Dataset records
****************************************
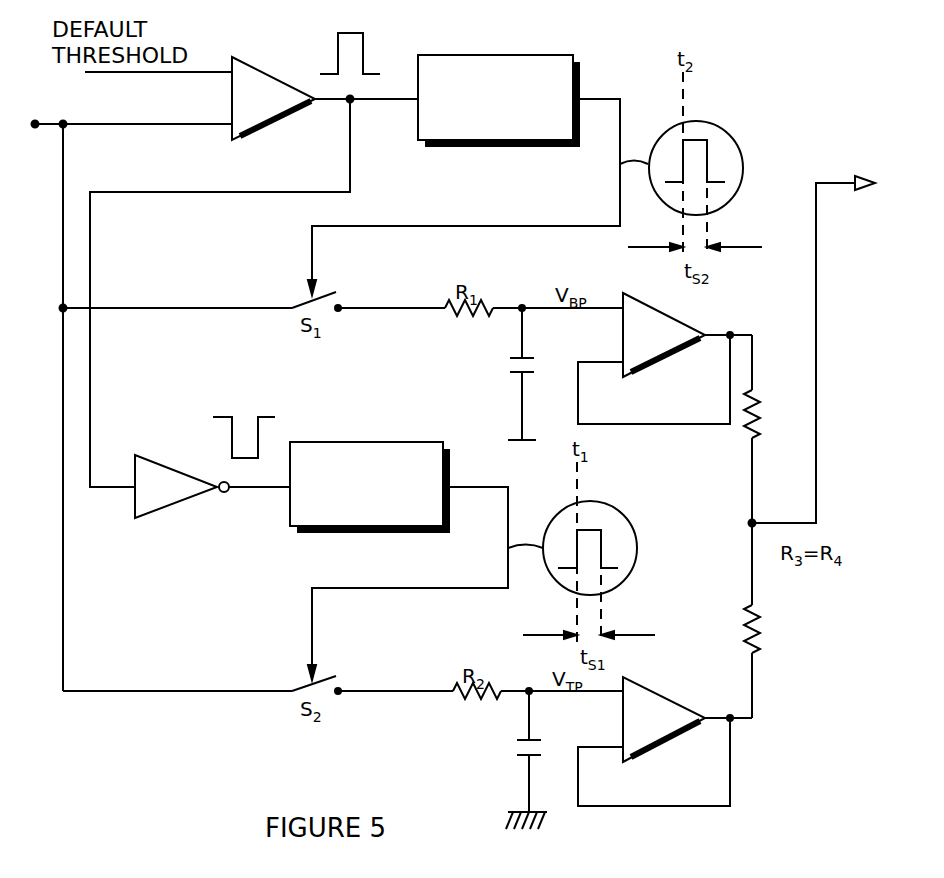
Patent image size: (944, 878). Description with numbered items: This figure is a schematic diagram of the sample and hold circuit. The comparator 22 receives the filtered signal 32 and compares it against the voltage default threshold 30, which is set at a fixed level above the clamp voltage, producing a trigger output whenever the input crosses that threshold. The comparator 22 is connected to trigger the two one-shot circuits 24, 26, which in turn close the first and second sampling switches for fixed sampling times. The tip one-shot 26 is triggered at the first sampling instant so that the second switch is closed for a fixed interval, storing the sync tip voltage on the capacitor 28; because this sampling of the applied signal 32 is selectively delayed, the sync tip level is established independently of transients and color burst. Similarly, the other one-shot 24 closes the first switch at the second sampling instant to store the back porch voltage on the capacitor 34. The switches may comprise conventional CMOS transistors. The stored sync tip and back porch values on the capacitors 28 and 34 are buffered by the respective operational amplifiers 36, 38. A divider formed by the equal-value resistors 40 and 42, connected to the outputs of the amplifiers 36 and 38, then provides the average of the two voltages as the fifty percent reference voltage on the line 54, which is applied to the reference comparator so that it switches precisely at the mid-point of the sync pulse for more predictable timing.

The comparator 22 is at (279, 127).
The one-shot circuit 24 is at (578, 60).
The tip one-shot 26 is at (325, 442).
The capacitor 28 is at (518, 748).
The voltage default threshold 30 is at (212, 71).
The signal 32 is at (58, 122).
The capacitor 34 is at (510, 362).
The operational amplifier 36 is at (660, 692).
The operational amplifier 38 is at (681, 317).
The resistor 40 is at (758, 616).
The resistor 42 is at (752, 440).
The line 54 is at (816, 330).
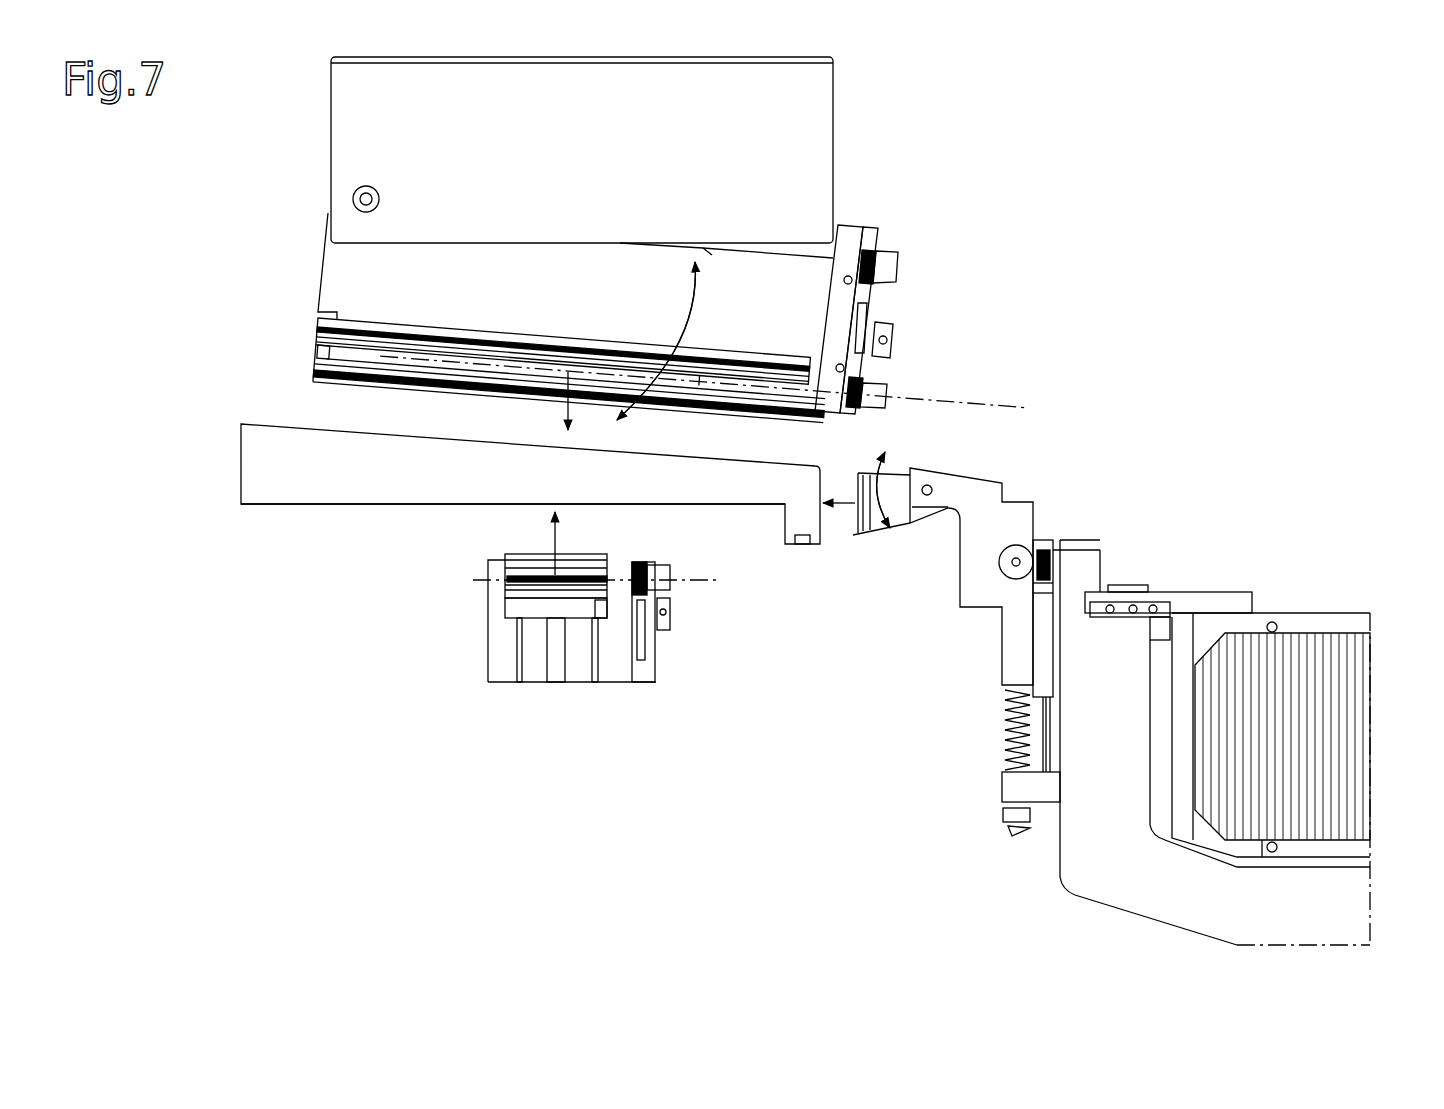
****************************************
*What is asked*.
Could you extract every line of the records above, word for word and unchanged, but without the pictures?

*The output*.
Patent image size: (944, 878). Description with numbered items: This figure is a schematic diagram of the sample and hold circuit. The comparator 22 receives the filtered signal 32 and compares it against the voltage default threshold 30, which is set at a fixed level above the clamp voltage, producing a trigger output whenever the input crosses that threshold. The comparator 22 is connected to trigger the two one-shot circuits 24, 26, which in turn close the first and second sampling switches for fixed sampling times. The tip one-shot 26 is triggered at the first sampling instant so that the second switch is closed for a fixed interval, storing the sync tip voltage on the capacitor 28; because this sampling of the applied signal 32 is selectively delayed, the sync tip level is established independently of transients and color burst. Similarly, the other one-shot 24 closes the first switch at the second sampling instant to store the back porch voltage on the capacitor 34. The switches may comprise conventional CMOS transistors. The stored sync tip and back porch values on the capacitors 28 and 34 are buffered by the respective operational amplifiers 36, 38. A divider formed by the equal-value resistors 40 and 42, connected to the outputs of the amplifiers 36 and 38, then provides the average of the two voltages as the fifty percent reference voltage on the line 54, which is applied to the reference comparator so that it switches precisely at the mid-point of the sync pulse for more predictable timing.

The comparator 22 is at (279, 127).
The one-shot circuit 24 is at (578, 60).
The tip one-shot 26 is at (325, 442).
The capacitor 28 is at (518, 748).
The voltage default threshold 30 is at (212, 71).
The signal 32 is at (58, 122).
The capacitor 34 is at (510, 362).
The operational amplifier 36 is at (660, 692).
The operational amplifier 38 is at (681, 317).
The resistor 40 is at (758, 616).
The resistor 42 is at (752, 440).
The line 54 is at (816, 330).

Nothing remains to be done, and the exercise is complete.